**Short exercise:** Copy all the entries below exactly, but not the pictures.

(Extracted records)
»»
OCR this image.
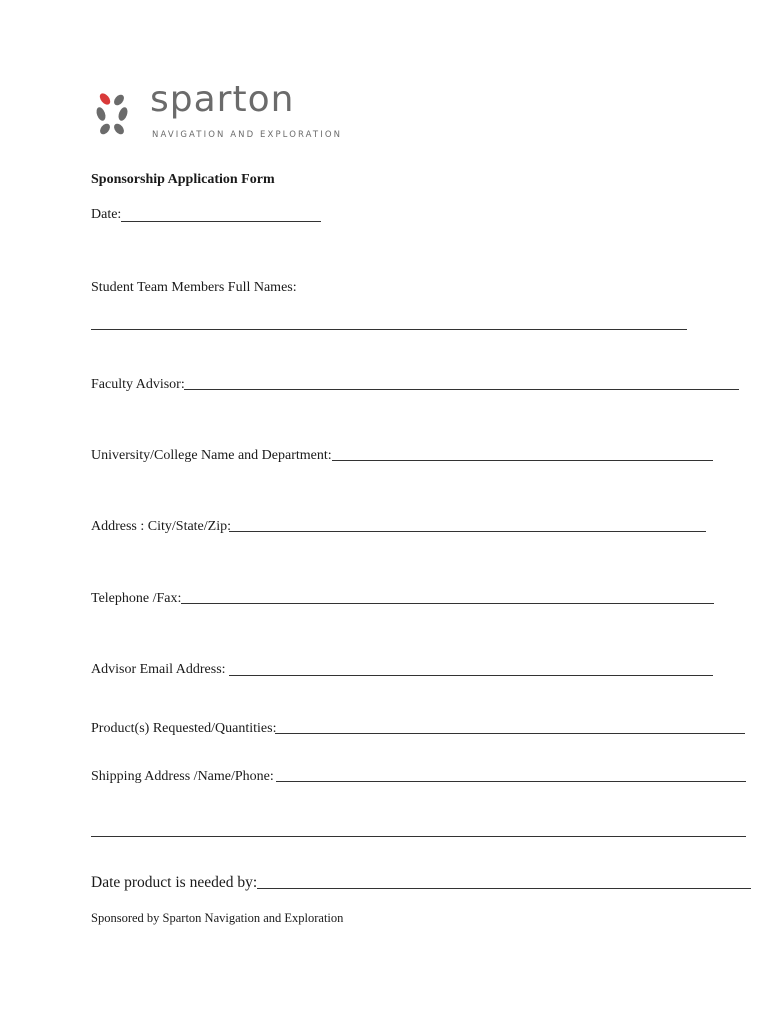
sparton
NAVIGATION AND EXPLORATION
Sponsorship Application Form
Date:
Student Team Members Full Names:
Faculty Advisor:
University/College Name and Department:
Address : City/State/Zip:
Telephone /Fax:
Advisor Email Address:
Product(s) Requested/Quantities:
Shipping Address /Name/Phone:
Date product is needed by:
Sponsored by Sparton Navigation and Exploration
««
**Solution to this exercise:**
OCR this image.
sparton
NAVIGATION AND EXPLORATION
Sponsorship Application Form
Date:
Student Team Members Full Names:
Faculty Advisor:
University/College Name and Department:
Address : City/State/Zip:
Telephone /Fax:
Advisor Email Address:
Product(s) Requested/Quantities:
Shipping Address /Name/Phone:
Date product is needed by:
Sponsored by Sparton Navigation and Exploration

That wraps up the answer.